++++ Available records ++++

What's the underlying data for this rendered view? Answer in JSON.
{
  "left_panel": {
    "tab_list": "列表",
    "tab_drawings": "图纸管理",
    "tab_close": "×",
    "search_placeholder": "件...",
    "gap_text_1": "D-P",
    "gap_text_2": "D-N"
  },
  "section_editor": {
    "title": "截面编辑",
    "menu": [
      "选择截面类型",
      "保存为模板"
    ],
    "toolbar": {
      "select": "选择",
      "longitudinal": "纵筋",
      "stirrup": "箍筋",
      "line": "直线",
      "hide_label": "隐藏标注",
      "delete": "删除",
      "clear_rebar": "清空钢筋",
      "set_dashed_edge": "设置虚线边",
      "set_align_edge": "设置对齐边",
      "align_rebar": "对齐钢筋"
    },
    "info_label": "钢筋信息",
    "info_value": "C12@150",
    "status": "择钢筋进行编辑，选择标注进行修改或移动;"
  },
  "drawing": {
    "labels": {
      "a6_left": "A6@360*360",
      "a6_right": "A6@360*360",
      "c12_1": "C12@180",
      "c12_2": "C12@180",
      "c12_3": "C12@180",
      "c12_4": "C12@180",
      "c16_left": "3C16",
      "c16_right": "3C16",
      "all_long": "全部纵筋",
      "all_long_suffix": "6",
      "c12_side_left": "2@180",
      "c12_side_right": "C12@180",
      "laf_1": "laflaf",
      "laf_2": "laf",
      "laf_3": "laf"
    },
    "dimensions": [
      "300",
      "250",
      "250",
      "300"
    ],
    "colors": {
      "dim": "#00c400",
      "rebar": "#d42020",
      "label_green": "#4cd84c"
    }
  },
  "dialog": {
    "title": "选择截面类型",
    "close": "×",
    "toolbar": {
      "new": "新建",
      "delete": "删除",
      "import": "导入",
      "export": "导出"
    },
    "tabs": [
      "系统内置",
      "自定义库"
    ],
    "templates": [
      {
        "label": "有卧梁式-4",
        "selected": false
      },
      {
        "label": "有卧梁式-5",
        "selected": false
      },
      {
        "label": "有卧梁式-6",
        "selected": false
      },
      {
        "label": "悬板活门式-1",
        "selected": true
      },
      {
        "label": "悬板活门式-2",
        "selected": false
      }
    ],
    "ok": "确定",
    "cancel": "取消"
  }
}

++++

• [Work to be completed]:
All of the lines above need to be given again exactly.

• [Problem solution]:
What's the underlying data for this rendered view? Answer in JSON.
{
  "left_panel": {
    "tab_list": "列表",
    "tab_drawings": "图纸管理",
    "tab_close": "×",
    "search_placeholder": "件...",
    "gap_text_1": "D-P",
    "gap_text_2": "D-N"
  },
  "section_editor": {
    "title": "截面编辑",
    "menu": [
      "选择截面类型",
      "保存为模板"
    ],
    "toolbar": {
      "select": "选择",
      "longitudinal": "纵筋",
      "stirrup": "箍筋",
      "line": "直线",
      "hide_label": "隐藏标注",
      "delete": "删除",
      "clear_rebar": "清空钢筋",
      "set_dashed_edge": "设置虚线边",
      "set_align_edge": "设置对齐边",
      "align_rebar": "对齐钢筋"
    },
    "info_label": "钢筋信息",
    "info_value": "C12@150",
    "status": "择钢筋进行编辑，选择标注进行修改或移动;"
  },
  "drawing": {
    "labels": {
      "a6_left": "A6@360*360",
      "a6_right": "A6@360*360",
      "c12_1": "C12@180",
      "c12_2": "C12@180",
      "c12_3": "C12@180",
      "c12_4": "C12@180",
      "c16_left": "3C16",
      "c16_right": "3C16",
      "all_long": "全部纵筋",
      "all_long_suffix": "6",
      "c12_side_left": "2@180",
      "c12_side_right": "C12@180",
      "laf_1": "laflaf",
      "laf_2": "laf",
      "laf_3": "laf"
    },
    "dimensions": [
      "300",
      "250",
      "250",
      "300"
    ],
    "colors": {
      "dim": "#00c400",
      "rebar": "#d42020",
      "label_green": "#4cd84c"
    }
  },
  "dialog": {
    "title": "选择截面类型",
    "close": "×",
    "toolbar": {
      "new": "新建",
      "delete": "删除",
      "import": "导入",
      "export": "导出"
    },
    "tabs": [
      "系统内置",
      "自定义库"
    ],
    "templates": [
      {
        "label": "有卧梁式-4",
        "selected": false
      },
      {
        "label": "有卧梁式-5",
        "selected": false
      },
      {
        "label": "有卧梁式-6",
        "selected": false
      },
      {
        "label": "悬板活门式-1",
        "selected": true
      },
      {
        "label": "悬板活门式-2",
        "selected": false
      }
    ],
    "ok": "确定",
    "cancel": "取消"
  }
}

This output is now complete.